_Task objective_. Below are some entries; can you quote all of them exactly?

*** Supplied information ***

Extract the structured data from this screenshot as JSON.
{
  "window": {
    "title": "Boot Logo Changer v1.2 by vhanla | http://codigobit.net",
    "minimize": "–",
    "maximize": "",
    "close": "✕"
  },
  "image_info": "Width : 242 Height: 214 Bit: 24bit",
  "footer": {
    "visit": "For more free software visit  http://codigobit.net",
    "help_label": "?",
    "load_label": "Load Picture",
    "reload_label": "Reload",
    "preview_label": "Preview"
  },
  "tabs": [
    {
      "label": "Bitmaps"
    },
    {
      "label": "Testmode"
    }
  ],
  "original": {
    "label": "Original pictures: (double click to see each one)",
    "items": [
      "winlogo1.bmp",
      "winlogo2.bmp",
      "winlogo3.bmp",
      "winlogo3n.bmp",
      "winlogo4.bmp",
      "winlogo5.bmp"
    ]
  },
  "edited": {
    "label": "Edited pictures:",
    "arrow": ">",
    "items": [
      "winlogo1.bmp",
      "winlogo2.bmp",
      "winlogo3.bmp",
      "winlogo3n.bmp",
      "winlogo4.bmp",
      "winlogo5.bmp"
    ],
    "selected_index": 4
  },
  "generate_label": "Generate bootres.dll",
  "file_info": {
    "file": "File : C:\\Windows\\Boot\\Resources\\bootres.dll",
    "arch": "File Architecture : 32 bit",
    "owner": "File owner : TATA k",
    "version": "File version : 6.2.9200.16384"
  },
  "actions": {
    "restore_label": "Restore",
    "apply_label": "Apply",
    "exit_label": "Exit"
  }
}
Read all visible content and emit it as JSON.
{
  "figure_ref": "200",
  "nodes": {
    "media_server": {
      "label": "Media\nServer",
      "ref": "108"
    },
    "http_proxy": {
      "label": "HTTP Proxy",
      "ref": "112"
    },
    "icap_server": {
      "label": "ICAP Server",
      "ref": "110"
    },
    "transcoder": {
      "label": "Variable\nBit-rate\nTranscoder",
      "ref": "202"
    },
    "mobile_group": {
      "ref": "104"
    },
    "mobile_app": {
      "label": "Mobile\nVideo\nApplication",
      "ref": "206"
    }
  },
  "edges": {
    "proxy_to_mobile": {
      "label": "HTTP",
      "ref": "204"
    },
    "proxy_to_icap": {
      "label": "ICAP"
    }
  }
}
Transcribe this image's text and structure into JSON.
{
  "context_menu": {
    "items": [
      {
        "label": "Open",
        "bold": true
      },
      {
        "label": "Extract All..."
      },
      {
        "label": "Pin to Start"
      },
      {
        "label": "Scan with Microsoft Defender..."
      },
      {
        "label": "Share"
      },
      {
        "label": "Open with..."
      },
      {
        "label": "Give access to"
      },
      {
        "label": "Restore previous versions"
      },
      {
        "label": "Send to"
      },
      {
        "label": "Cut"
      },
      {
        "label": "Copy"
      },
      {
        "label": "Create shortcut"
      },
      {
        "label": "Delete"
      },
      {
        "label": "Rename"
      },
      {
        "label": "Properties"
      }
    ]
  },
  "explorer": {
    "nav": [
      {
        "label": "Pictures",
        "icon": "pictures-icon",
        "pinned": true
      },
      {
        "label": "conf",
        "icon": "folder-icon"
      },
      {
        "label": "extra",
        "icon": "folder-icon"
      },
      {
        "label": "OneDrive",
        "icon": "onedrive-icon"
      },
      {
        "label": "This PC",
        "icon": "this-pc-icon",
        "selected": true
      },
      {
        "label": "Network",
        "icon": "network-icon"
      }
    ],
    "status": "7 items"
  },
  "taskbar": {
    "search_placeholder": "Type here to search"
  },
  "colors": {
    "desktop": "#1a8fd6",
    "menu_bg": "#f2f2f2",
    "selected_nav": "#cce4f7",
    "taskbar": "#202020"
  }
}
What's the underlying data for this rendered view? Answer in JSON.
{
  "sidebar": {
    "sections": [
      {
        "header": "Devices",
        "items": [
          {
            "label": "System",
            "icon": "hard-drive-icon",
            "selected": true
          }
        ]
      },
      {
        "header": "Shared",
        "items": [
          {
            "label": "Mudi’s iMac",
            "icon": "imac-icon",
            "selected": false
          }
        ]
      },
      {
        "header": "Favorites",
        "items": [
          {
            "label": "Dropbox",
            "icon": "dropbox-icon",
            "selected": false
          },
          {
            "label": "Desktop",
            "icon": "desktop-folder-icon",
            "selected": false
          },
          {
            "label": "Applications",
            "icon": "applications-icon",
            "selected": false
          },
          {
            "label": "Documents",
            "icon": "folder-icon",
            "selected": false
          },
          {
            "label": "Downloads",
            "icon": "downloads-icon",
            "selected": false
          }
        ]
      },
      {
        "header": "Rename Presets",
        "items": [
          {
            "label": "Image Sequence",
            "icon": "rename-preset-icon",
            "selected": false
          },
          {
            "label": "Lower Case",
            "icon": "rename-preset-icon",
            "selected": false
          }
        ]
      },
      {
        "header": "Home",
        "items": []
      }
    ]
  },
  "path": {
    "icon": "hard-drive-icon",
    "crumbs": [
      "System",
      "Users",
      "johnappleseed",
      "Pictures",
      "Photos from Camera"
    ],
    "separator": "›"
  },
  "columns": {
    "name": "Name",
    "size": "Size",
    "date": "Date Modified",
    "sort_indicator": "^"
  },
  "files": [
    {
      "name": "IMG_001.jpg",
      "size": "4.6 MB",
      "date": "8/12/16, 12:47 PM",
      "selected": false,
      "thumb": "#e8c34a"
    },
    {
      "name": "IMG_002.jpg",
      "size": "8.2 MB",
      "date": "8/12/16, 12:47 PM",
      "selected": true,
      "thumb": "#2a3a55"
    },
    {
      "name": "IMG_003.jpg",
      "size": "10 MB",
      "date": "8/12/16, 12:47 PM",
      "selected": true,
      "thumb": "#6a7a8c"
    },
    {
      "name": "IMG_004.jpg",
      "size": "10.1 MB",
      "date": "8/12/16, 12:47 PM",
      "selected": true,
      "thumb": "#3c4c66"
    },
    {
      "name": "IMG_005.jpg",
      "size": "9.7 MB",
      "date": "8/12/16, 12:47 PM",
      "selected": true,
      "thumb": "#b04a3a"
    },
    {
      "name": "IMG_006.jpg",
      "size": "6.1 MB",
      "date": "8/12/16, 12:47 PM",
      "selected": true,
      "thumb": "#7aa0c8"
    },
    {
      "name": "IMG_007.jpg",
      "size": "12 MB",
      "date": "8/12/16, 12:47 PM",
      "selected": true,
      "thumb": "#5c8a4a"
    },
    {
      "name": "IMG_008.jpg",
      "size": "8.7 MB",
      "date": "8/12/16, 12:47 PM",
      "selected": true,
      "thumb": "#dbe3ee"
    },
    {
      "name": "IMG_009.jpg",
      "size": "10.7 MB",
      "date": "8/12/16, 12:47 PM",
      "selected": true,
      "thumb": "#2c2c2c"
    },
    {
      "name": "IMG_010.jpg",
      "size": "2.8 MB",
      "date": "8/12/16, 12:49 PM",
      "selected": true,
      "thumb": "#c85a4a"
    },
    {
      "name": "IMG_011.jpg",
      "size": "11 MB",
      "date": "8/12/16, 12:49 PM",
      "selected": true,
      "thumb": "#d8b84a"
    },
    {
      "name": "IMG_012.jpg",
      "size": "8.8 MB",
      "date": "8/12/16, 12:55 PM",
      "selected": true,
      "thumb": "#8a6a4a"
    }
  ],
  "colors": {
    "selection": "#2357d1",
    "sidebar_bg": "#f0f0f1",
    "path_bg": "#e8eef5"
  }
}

***

_Task response_.
Extract the structured data from this screenshot as JSON.
{
  "window": {
    "title": "Boot Logo Changer v1.2 by vhanla | http://codigobit.net",
    "minimize": "–",
    "maximize": "",
    "close": "✕"
  },
  "image_info": "Width : 242 Height: 214 Bit: 24bit",
  "footer": {
    "visit": "For more free software visit  http://codigobit.net",
    "help_label": "?",
    "load_label": "Load Picture",
    "reload_label": "Reload",
    "preview_label": "Preview"
  },
  "tabs": [
    {
      "label": "Bitmaps"
    },
    {
      "label": "Testmode"
    }
  ],
  "original": {
    "label": "Original pictures: (double click to see each one)",
    "items": [
      "winlogo1.bmp",
      "winlogo2.bmp",
      "winlogo3.bmp",
      "winlogo3n.bmp",
      "winlogo4.bmp",
      "winlogo5.bmp"
    ]
  },
  "edited": {
    "label": "Edited pictures:",
    "arrow": ">",
    "items": [
      "winlogo1.bmp",
      "winlogo2.bmp",
      "winlogo3.bmp",
      "winlogo3n.bmp",
      "winlogo4.bmp",
      "winlogo5.bmp"
    ],
    "selected_index": 4
  },
  "generate_label": "Generate bootres.dll",
  "file_info": {
    "file": "File : C:\\Windows\\Boot\\Resources\\bootres.dll",
    "arch": "File Architecture : 32 bit",
    "owner": "File owner : TATA k",
    "version": "File version : 6.2.9200.16384"
  },
  "actions": {
    "restore_label": "Restore",
    "apply_label": "Apply",
    "exit_label": "Exit"
  }
}
Read all visible content and emit it as JSON.
{
  "figure_ref": "200",
  "nodes": {
    "media_server": {
      "label": "Media\nServer",
      "ref": "108"
    },
    "http_proxy": {
      "label": "HTTP Proxy",
      "ref": "112"
    },
    "icap_server": {
      "label": "ICAP Server",
      "ref": "110"
    },
    "transcoder": {
      "label": "Variable\nBit-rate\nTranscoder",
      "ref": "202"
    },
    "mobile_group": {
      "ref": "104"
    },
    "mobile_app": {
      "label": "Mobile\nVideo\nApplication",
      "ref": "206"
    }
  },
  "edges": {
    "proxy_to_mobile": {
      "label": "HTTP",
      "ref": "204"
    },
    "proxy_to_icap": {
      "label": "ICAP"
    }
  }
}
Transcribe this image's text and structure into JSON.
{
  "context_menu": {
    "items": [
      {
        "label": "Open",
        "bold": true
      },
      {
        "label": "Extract All..."
      },
      {
        "label": "Pin to Start"
      },
      {
        "label": "Scan with Microsoft Defender..."
      },
      {
        "label": "Share"
      },
      {
        "label": "Open with..."
      },
      {
        "label": "Give access to"
      },
      {
        "label": "Restore previous versions"
      },
      {
        "label": "Send to"
      },
      {
        "label": "Cut"
      },
      {
        "label": "Copy"
      },
      {
        "label": "Create shortcut"
      },
      {
        "label": "Delete"
      },
      {
        "label": "Rename"
      },
      {
        "label": "Properties"
      }
    ]
  },
  "explorer": {
    "nav": [
      {
        "label": "Pictures",
        "icon": "pictures-icon",
        "pinned": true
      },
      {
        "label": "conf",
        "icon": "folder-icon"
      },
      {
        "label": "extra",
        "icon": "folder-icon"
      },
      {
        "label": "OneDrive",
        "icon": "onedrive-icon"
      },
      {
        "label": "This PC",
        "icon": "this-pc-icon",
        "selected": true
      },
      {
        "label": "Network",
        "icon": "network-icon"
      }
    ],
    "status": "7 items"
  },
  "taskbar": {
    "search_placeholder": "Type here to search"
  },
  "colors": {
    "desktop": "#1a8fd6",
    "menu_bg": "#f2f2f2",
    "selected_nav": "#cce4f7",
    "taskbar": "#202020"
  }
}
What's the underlying data for this rendered view? Answer in JSON.
{
  "sidebar": {
    "sections": [
      {
        "header": "Devices",
        "items": [
          {
            "label": "System",
            "icon": "hard-drive-icon",
            "selected": true
          }
        ]
      },
      {
        "header": "Shared",
        "items": [
          {
            "label": "Mudi’s iMac",
            "icon": "imac-icon",
            "selected": false
          }
        ]
      },
      {
        "header": "Favorites",
        "items": [
          {
            "label": "Dropbox",
            "icon": "dropbox-icon",
            "selected": false
          },
          {
            "label": "Desktop",
            "icon": "desktop-folder-icon",
            "selected": false
          },
          {
            "label": "Applications",
            "icon": "applications-icon",
            "selected": false
          },
          {
            "label": "Documents",
            "icon": "folder-icon",
            "selected": false
          },
          {
            "label": "Downloads",
            "icon": "downloads-icon",
            "selected": false
          }
        ]
      },
      {
        "header": "Rename Presets",
        "items": [
          {
            "label": "Image Sequence",
            "icon": "rename-preset-icon",
            "selected": false
          },
          {
            "label": "Lower Case",
            "icon": "rename-preset-icon",
            "selected": false
          }
        ]
      },
      {
        "header": "Home",
        "items": []
      }
    ]
  },
  "path": {
    "icon": "hard-drive-icon",
    "crumbs": [
      "System",
      "Users",
      "johnappleseed",
      "Pictures",
      "Photos from Camera"
    ],
    "separator": "›"
  },
  "columns": {
    "name": "Name",
    "size": "Size",
    "date": "Date Modified",
    "sort_indicator": "^"
  },
  "files": [
    {
      "name": "IMG_001.jpg",
      "size": "4.6 MB",
      "date": "8/12/16, 12:47 PM",
      "selected": false,
      "thumb": "#e8c34a"
    },
    {
      "name": "IMG_002.jpg",
      "size": "8.2 MB",
      "date": "8/12/16, 12:47 PM",
      "selected": true,
      "thumb": "#2a3a55"
    },
    {
      "name": "IMG_003.jpg",
      "size": "10 MB",
      "date": "8/12/16, 12:47 PM",
      "selected": true,
      "thumb": "#6a7a8c"
    },
    {
      "name": "IMG_004.jpg",
      "size": "10.1 MB",
      "date": "8/12/16, 12:47 PM",
      "selected": true,
      "thumb": "#3c4c66"
    },
    {
      "name": "IMG_005.jpg",
      "size": "9.7 MB",
      "date": "8/12/16, 12:47 PM",
      "selected": true,
      "thumb": "#b04a3a"
    },
    {
      "name": "IMG_006.jpg",
      "size": "6.1 MB",
      "date": "8/12/16, 12:47 PM",
      "selected": true,
      "thumb": "#7aa0c8"
    },
    {
      "name": "IMG_007.jpg",
      "size": "12 MB",
      "date": "8/12/16, 12:47 PM",
      "selected": true,
      "thumb": "#5c8a4a"
    },
    {
      "name": "IMG_008.jpg",
      "size": "8.7 MB",
      "date": "8/12/16, 12:47 PM",
      "selected": true,
      "thumb": "#dbe3ee"
    },
    {
      "name": "IMG_009.jpg",
      "size": "10.7 MB",
      "date": "8/12/16, 12:47 PM",
      "selected": true,
      "thumb": "#2c2c2c"
    },
    {
      "name": "IMG_010.jpg",
      "size": "2.8 MB",
      "date": "8/12/16, 12:49 PM",
      "selected": true,
      "thumb": "#c85a4a"
    },
    {
      "name": "IMG_011.jpg",
      "size": "11 MB",
      "date": "8/12/16, 12:49 PM",
      "selected": true,
      "thumb": "#d8b84a"
    },
    {
      "name": "IMG_012.jpg",
      "size": "8.8 MB",
      "date": "8/12/16, 12:55 PM",
      "selected": true,
      "thumb": "#8a6a4a"
    }
  ],
  "colors": {
    "selection": "#2357d1",
    "sidebar_bg": "#f0f0f1",
    "path_bg": "#e8eef5"
  }
}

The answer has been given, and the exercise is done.